**WHAT THIS TASK INVOLVES**
Every record below should be transcribed exactly. Omit the images.

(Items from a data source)

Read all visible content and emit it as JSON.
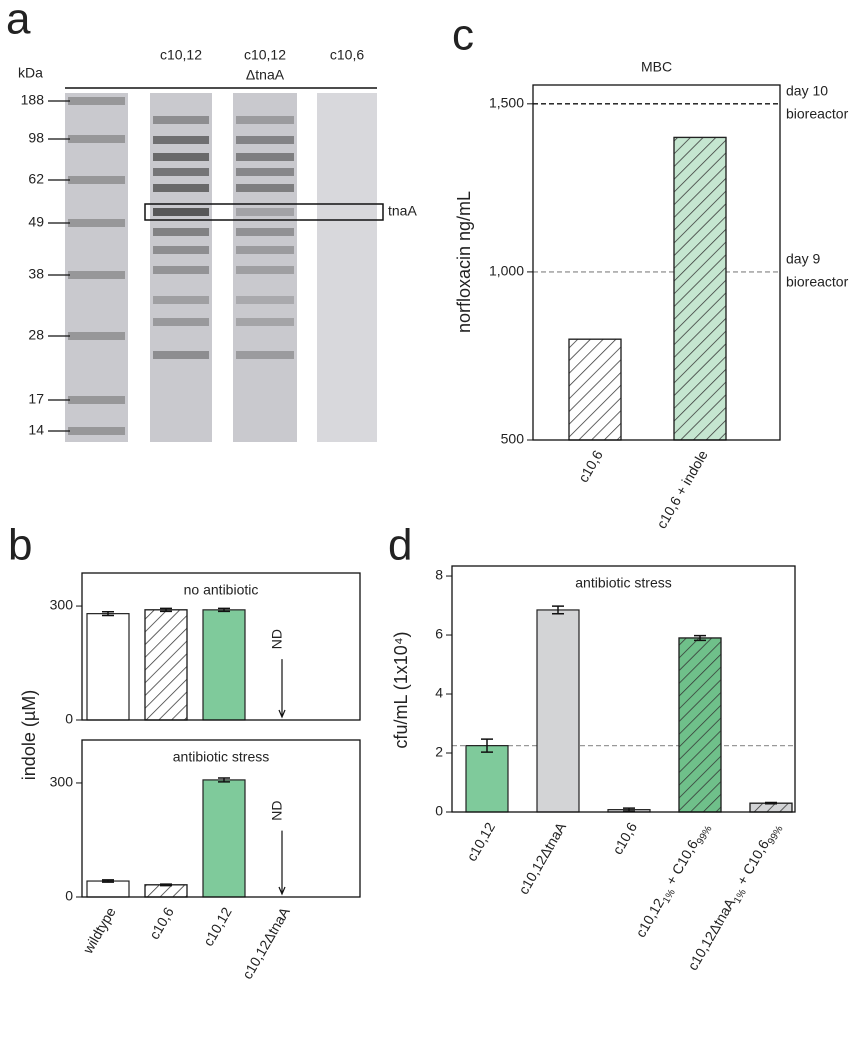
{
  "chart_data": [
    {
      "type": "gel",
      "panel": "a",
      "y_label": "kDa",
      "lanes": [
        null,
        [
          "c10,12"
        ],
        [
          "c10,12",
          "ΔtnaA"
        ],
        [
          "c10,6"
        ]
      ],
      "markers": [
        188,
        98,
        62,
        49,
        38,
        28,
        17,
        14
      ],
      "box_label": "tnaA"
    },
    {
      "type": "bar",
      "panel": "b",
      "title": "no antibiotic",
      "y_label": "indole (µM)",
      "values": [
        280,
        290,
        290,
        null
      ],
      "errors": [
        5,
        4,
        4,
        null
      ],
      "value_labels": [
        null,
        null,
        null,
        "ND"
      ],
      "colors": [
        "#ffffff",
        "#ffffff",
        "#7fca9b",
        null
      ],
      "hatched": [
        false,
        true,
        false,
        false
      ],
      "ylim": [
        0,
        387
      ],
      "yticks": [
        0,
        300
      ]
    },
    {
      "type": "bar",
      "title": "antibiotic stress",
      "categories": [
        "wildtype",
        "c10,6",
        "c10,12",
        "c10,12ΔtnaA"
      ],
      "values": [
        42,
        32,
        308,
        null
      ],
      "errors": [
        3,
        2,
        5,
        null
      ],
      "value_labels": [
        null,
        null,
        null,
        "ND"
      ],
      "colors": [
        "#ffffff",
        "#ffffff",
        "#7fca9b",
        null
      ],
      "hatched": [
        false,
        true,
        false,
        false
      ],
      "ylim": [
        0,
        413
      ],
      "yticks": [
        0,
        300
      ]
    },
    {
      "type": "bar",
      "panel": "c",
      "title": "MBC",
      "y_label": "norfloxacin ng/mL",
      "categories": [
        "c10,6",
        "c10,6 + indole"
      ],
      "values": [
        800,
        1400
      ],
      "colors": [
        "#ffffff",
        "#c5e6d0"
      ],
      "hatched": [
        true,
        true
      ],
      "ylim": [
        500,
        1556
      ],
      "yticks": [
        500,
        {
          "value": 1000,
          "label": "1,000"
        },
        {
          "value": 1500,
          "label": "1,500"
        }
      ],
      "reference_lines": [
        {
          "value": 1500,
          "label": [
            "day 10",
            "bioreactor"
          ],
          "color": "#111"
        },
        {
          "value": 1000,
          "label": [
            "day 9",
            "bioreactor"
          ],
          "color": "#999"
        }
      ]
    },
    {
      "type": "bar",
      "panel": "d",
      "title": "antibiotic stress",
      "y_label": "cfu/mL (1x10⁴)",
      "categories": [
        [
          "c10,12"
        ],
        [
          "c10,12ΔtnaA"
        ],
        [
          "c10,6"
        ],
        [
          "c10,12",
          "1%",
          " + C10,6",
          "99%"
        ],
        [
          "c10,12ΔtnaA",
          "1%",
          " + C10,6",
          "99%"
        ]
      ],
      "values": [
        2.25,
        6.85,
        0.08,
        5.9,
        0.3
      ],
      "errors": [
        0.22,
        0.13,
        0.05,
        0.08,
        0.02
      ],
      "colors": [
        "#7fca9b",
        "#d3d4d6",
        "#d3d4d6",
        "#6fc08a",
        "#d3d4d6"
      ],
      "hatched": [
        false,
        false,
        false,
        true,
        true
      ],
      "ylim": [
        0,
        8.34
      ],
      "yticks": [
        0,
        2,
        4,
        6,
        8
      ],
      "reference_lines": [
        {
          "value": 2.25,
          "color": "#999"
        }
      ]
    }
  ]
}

**RESULT BELOW**
Read all visible content and emit it as JSON.
{
  "chart_data": [
    {
      "type": "gel",
      "panel": "a",
      "y_label": "kDa",
      "lanes": [
        null,
        [
          "c10,12"
        ],
        [
          "c10,12",
          "ΔtnaA"
        ],
        [
          "c10,6"
        ]
      ],
      "markers": [
        188,
        98,
        62,
        49,
        38,
        28,
        17,
        14
      ],
      "box_label": "tnaA"
    },
    {
      "type": "bar",
      "panel": "b",
      "title": "no antibiotic",
      "y_label": "indole (µM)",
      "values": [
        280,
        290,
        290,
        null
      ],
      "errors": [
        5,
        4,
        4,
        null
      ],
      "value_labels": [
        null,
        null,
        null,
        "ND"
      ],
      "colors": [
        "#ffffff",
        "#ffffff",
        "#7fca9b",
        null
      ],
      "hatched": [
        false,
        true,
        false,
        false
      ],
      "ylim": [
        0,
        387
      ],
      "yticks": [
        0,
        300
      ]
    },
    {
      "type": "bar",
      "title": "antibiotic stress",
      "categories": [
        "wildtype",
        "c10,6",
        "c10,12",
        "c10,12ΔtnaA"
      ],
      "values": [
        42,
        32,
        308,
        null
      ],
      "errors": [
        3,
        2,
        5,
        null
      ],
      "value_labels": [
        null,
        null,
        null,
        "ND"
      ],
      "colors": [
        "#ffffff",
        "#ffffff",
        "#7fca9b",
        null
      ],
      "hatched": [
        false,
        true,
        false,
        false
      ],
      "ylim": [
        0,
        413
      ],
      "yticks": [
        0,
        300
      ]
    },
    {
      "type": "bar",
      "panel": "c",
      "title": "MBC",
      "y_label": "norfloxacin ng/mL",
      "categories": [
        "c10,6",
        "c10,6 + indole"
      ],
      "values": [
        800,
        1400
      ],
      "colors": [
        "#ffffff",
        "#c5e6d0"
      ],
      "hatched": [
        true,
        true
      ],
      "ylim": [
        500,
        1556
      ],
      "yticks": [
        500,
        {
          "value": 1000,
          "label": "1,000"
        },
        {
          "value": 1500,
          "label": "1,500"
        }
      ],
      "reference_lines": [
        {
          "value": 1500,
          "label": [
            "day 10",
            "bioreactor"
          ],
          "color": "#111"
        },
        {
          "value": 1000,
          "label": [
            "day 9",
            "bioreactor"
          ],
          "color": "#999"
        }
      ]
    },
    {
      "type": "bar",
      "panel": "d",
      "title": "antibiotic stress",
      "y_label": "cfu/mL (1x10⁴)",
      "categories": [
        [
          "c10,12"
        ],
        [
          "c10,12ΔtnaA"
        ],
        [
          "c10,6"
        ],
        [
          "c10,12",
          "1%",
          " + C10,6",
          "99%"
        ],
        [
          "c10,12ΔtnaA",
          "1%",
          " + C10,6",
          "99%"
        ]
      ],
      "values": [
        2.25,
        6.85,
        0.08,
        5.9,
        0.3
      ],
      "errors": [
        0.22,
        0.13,
        0.05,
        0.08,
        0.02
      ],
      "colors": [
        "#7fca9b",
        "#d3d4d6",
        "#d3d4d6",
        "#6fc08a",
        "#d3d4d6"
      ],
      "hatched": [
        false,
        false,
        false,
        true,
        true
      ],
      "ylim": [
        0,
        8.34
      ],
      "yticks": [
        0,
        2,
        4,
        6,
        8
      ],
      "reference_lines": [
        {
          "value": 2.25,
          "color": "#999"
        }
      ]
    }
  ]
}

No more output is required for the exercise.